Actions requises
[A] Traduisez en anglais cette phrase des notes sur la cybersécurité : « L'Appel de Paris, qui n'est toutefois pas soutenu par les États-Unis, la Chine et la Russie, témoigne d'une volonté affichée de s'engager ensemble pour assurer la sécurité et la stabilité du cyberespace. »
[B] Rédigez la suite des notes sur la cybersécurité, en reprenant après leur dernière phrase.


[96] « Les attaques WannaCry et NotPetya sont emblématiques du risque systémique que fait peser la prolifération des cyberarmes sur nos sociétés. Ces attaques se sont propagées à travers le monde à une vitesse fulgurante et de manière incontrôlée, touchant des hôpitaux et occasionnant des centaines de millions d'euros de dégâts dans des entreprises qui n'étaient même pas la cible initiale. En mai 2017, le rançongiciel WannaCry a en effet infecté plus de 200 000 ordinateurs dans 150 pays jusqu’à la découverte d'une astuce (kill switch) pour l'arrêter. Les investigations ont conduit notamment les États-Unis, le Royaume-Uni et l'Australie à rejeter la piste criminelle et officiellement attribuer l'attaque à la Corée du Nord. L'attaque NotPetya, ressemblant initialement à un rançongiciel, s 'est avérée conçue pour complètement saboter les systèmes. La Maison-Blanche chiffre à 10 milliards de dollars les dégâts occasionnés par cette seule attaque, la plus dévastatrice à ce jour, attribuée à la Russie par le Royaume-Uni, suivi par les autres pays des Five Eyes » F. Douzet et A. Géry, « Le cyberespace, ça sert, d’abord, à faire la guerre », in Géopolitique de la datasphère, Hérodote 177-178, juin 2020

[97] Renommé depuis Commission centrale pour la cybersécurité et l’informatisation.

[98] Celle-ci se traduit par l'intensification et la systématisation des réponses aux attaques numériques subies par les États-Unis, par l'exposition et la punition de leurs auteurs ou de leurs commanditaires supposés.

[99] Taillat, S. (2020). Cyber opérations offensives et réaffirmation de l’hégémonie américaine : une analyse critique de la doctrine de Persistent Engagement. Hérodote, 177-178(2-3), 313-328. https://doi.org/10.3917/her.177.0313

[100] En 2010, 2013 et 2015.

[101] La reconnaissance de l'application du droit international dans le cyberespace a donc pour conséquence de délimiter les droits et obligations des États en matière de cyber opérations puisque les États ne pourront pas mener d'opérations contraires à leurs engagements internationaux. À titre d'exemple, ils ne pourront pas mener des cyber opérations pour intervenir dans les affaires intérieures d'un autre État, sauf à violer le principe de non-intervention.

[102] Cf. https://cyberstability.org/norms/

[103] L'Appel de Paris, qui n'est toutefois pas soutenu par les États-Unis, la Chine et la Russie, témoigne d'une volonté affichée de s'engager ensemble pour assurer la sécurité et la stabilité du cyberespace.

[104] L’adoption du Règlement général sur la protection des données (RGPD) en 2016, qui vise à définir des cadres légaux protecteurs de la vie privée notamment dans le cadre de transferts des données vers des entreprises américaines, constitue une réponse partielle à ce problème.

Matériel d'étude
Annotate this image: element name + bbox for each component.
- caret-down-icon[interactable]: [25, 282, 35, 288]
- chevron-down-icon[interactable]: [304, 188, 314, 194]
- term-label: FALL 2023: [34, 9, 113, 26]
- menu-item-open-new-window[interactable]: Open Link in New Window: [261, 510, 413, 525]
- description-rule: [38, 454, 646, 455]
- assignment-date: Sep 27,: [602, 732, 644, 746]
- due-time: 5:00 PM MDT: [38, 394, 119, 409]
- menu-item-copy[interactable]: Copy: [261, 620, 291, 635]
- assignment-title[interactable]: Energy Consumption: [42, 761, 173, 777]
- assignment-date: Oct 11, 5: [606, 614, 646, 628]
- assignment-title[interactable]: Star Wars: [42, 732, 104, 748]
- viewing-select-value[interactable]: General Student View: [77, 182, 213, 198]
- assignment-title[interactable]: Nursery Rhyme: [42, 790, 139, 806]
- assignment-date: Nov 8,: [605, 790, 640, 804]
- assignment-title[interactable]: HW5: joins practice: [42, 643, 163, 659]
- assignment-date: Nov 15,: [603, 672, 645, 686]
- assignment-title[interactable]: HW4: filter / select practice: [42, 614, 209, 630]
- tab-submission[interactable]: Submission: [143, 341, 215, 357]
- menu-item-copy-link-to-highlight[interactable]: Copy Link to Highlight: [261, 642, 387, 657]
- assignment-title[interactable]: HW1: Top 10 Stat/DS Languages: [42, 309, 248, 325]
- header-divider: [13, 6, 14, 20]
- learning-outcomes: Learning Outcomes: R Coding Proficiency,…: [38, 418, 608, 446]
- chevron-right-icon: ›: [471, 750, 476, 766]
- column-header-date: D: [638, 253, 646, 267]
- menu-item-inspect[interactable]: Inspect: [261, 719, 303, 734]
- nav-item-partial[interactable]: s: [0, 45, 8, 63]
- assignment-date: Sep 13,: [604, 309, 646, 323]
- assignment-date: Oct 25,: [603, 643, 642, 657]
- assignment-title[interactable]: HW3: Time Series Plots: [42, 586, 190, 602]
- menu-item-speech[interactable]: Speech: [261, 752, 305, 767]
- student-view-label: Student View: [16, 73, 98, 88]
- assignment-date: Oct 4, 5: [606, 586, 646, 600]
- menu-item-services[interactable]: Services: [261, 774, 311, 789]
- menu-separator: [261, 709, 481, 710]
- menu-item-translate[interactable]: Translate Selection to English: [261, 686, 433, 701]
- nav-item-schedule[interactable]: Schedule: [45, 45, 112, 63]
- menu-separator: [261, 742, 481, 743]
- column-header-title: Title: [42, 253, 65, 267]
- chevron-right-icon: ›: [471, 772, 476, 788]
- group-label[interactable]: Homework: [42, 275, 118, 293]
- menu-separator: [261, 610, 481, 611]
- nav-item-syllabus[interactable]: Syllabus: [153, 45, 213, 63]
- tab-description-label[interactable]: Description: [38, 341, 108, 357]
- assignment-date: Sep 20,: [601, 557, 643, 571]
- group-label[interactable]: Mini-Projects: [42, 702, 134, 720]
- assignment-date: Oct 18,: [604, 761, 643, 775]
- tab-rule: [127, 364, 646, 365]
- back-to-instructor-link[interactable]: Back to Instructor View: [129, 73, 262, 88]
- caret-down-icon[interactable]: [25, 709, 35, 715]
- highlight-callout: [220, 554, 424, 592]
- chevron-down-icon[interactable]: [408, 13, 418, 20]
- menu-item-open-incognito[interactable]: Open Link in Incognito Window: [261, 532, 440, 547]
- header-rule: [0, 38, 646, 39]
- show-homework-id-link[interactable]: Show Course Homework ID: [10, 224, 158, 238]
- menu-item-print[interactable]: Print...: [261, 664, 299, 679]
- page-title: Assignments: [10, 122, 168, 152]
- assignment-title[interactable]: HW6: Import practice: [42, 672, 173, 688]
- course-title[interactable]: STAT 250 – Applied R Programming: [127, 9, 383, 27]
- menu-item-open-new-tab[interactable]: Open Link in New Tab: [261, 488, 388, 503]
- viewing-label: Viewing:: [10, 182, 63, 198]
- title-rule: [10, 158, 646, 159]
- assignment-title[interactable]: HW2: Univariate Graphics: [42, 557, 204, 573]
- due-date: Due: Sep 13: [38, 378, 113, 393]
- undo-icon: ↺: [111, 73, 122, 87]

Réponses fournies
[A] The Paris Call, which is not, however, supported by the United States, China, and Russia, reflects a stated willingness to commit jointly to ensuring the security and stability of cyberspace.

[B]
[105] En 2015, la stratégie de l’Agence française de cybersécurité (ANSSI) notait par exemple que « les évolutions en cours tant au niveau des technologies que dans les modèles économiques, avec par exemple la multiplication des objets connectés ou la concentration des plateformes de service en ligne entre les mains de quelques acteurs seulement, sont de nature à amplifier cette perte de maîtrise du cyberespace national »

[106] La stratégie prône alors le recours à des procédés cryptographiques au nom de l'autonomie stratégique.

[107] L'Estonie et la Lituanie considèrent même qu'une autonomie stratégique européenne pourrait être problématique, voire dangereuse, pour l'Otan.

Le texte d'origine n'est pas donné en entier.